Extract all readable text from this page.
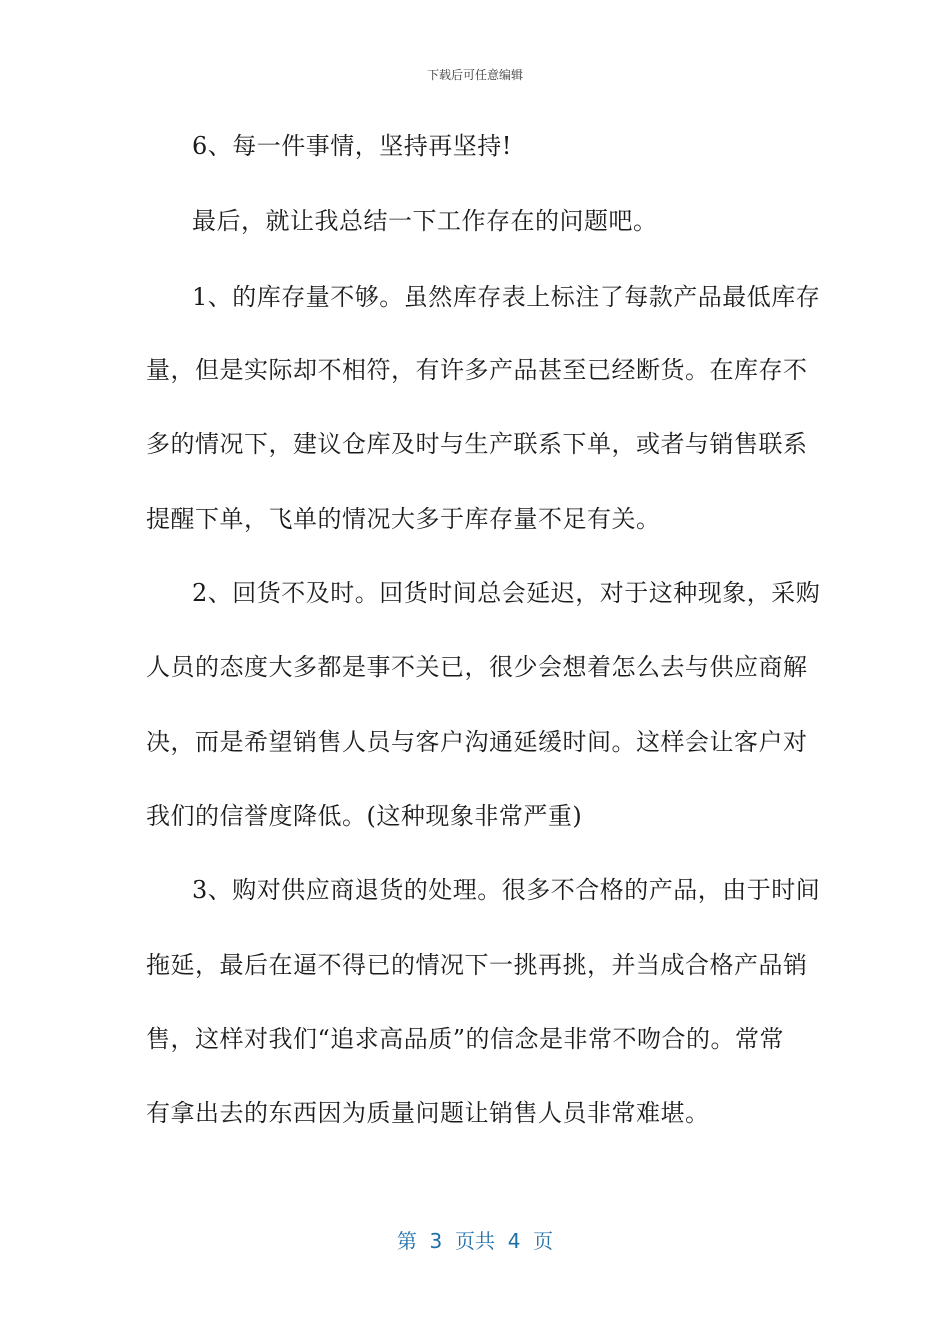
下载后可任意编辑
6、每一件事情，坚持再坚持!
最后，就让我总结一下工作存在的问题吧。
1、的库存量不够。虽然库存表上标注了每款产品最低库存
量，但是实际却不相符，有许多产品甚至已经断货。在库存不
多的情况下，建议仓库及时与生产联系下单，或者与销售联系
提醒下单，飞单的情况大多于库存量不足有关。
2、回货不及时。回货时间总会延迟，对于这种现象，采购
人员的态度大多都是事不关已，很少会想着怎么去与供应商解
决，而是希望销售人员与客户沟通延缓时间。这样会让客户对
我们的信誉度降低。(这种现象非常严重)
3、购对供应商退货的处理。很多不合格的产品，由于时间
拖延，最后在逼不得已的情况下一挑再挑，并当成合格产品销
售，这样对我们“追求高品质”的信念是非常不吻合的。常常
有拿出去的东西因为质量问题让销售人员非常难堪。
第  3  页共  4  页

§ §

* _Brief_
From the data above, write out everything exactly except the pictures.

* _Solution to this problem_
Extract all readable text from this page.
下载后可任意编辑
6、每一件事情，坚持再坚持!
最后，就让我总结一下工作存在的问题吧。
1、的库存量不够。虽然库存表上标注了每款产品最低库存
量，但是实际却不相符，有许多产品甚至已经断货。在库存不
多的情况下，建议仓库及时与生产联系下单，或者与销售联系
提醒下单，飞单的情况大多于库存量不足有关。
2、回货不及时。回货时间总会延迟，对于这种现象，采购
人员的态度大多都是事不关已，很少会想着怎么去与供应商解
决，而是希望销售人员与客户沟通延缓时间。这样会让客户对
我们的信誉度降低。(这种现象非常严重)
3、购对供应商退货的处理。很多不合格的产品，由于时间
拖延，最后在逼不得已的情况下一挑再挑，并当成合格产品销
售，这样对我们“追求高品质”的信念是非常不吻合的。常常
有拿出去的东西因为质量问题让销售人员非常难堪。
第  3  页共  4  页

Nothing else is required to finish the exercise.